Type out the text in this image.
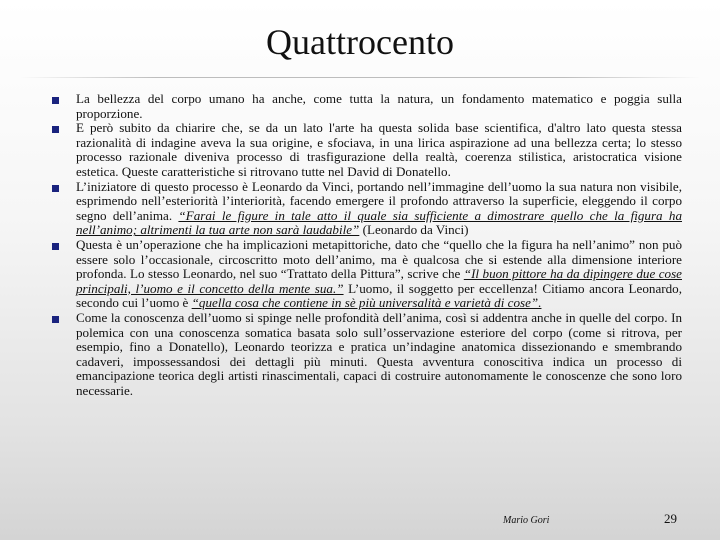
Quattrocento
La bellezza del corpo umano ha anche, come tutta la natura, un fondamento matematico e poggia sulla proporzione.
E però subito da chiarire che, se da un lato l'arte ha questa solida base scientifica, d'altro lato questa stessa razionalità di indagine aveva la sua origine, e sfociava, in una lirica aspirazione ad una bellezza certa; lo stesso processo razionale diveniva processo di trasfigurazione della realtà, coerenza stilistica, aristocratica visione estetica. Queste caratteristiche si ritrovano tutte nel David di Donatello.
L’iniziatore di questo processo è Leonardo da Vinci, portando nell’immagine dell’uomo la sua natura non visibile, esprimendo nell’esteriorità l’interiorità, facendo emergere il profondo attraverso la superficie, eleggendo il corpo segno dell’anima. “Farai le figure in tale atto il quale sia sufficiente a dimostrare quello che la figura ha nell’animo; altrimenti la tua arte non sarà laudabile” (Leonardo da Vinci)
Questa è un’operazione che ha implicazioni metapittoriche, dato che “quello che la figura ha nell’animo” non può essere solo l’occasionale, circoscritto moto dell’animo, ma è qualcosa che si estende alla dimensione interiore profonda. Lo stesso Leonardo, nel suo “Trattato della Pittura”, scrive che “Il buon pittore ha da dipingere due cose principali, l’uomo e il concetto della mente sua.” L’uomo, il soggetto per eccellenza! Citiamo ancora Leonardo, secondo cui l’uomo è “quella cosa che contiene in sè più universalità e varietà di cose”.
Come la conoscenza dell’uomo si spinge nelle profondità dell’anima, così si addentra anche in quelle del corpo. In polemica con una conoscenza somatica basata solo sull’osservazione esteriore del corpo (come si ritrova, per esempio, fino a Donatello), Leonardo teorizza e pratica un’indagine anatomica dissezionando e smembrando cadaveri, impossessandosi dei dettagli più minuti. Questa avventura conoscitiva indica un processo di emancipazione teorica degli artisti rinascimentali, capaci di costruire autonomamente le conoscenze che sono loro necessarie.
Mario Gori	29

::::::

> **GOAL OF THE EXERCISE**
Gather all lines with the string "Donatello" from the data.

> **EXERCISE RESULT**
E però subito da chiarire che, se da un lato l'arte ha questa solida base scientifica, d'altro lato questa stessa razionalità di indagine aveva la sua origine, e sfociava, in una lirica aspirazione ad una bellezza certa; lo stesso processo razionale diveniva processo di trasfigurazione della realtà, coerenza stilistica, aristocratica visione estetica. Queste caratteristiche si ritrovano tutte nel David di Donatello.
Come la conoscenza dell’uomo si spinge nelle profondità dell’anima, così si addentra anche in quelle del corpo. In polemica con una conoscenza somatica basata solo sull’osservazione esteriore del corpo (come si ritrova, per esempio, fino a Donatello), Leonardo teorizza e pratica un’indagine anatomica dissezionando e smembrando cadaveri, impossessandosi dei dettagli più minuti. Questa avventura conoscitiva indica un processo di emancipazione teorica degli artisti rinascimentali, capaci di costruire autonomamente le conoscenze che sono loro necessarie.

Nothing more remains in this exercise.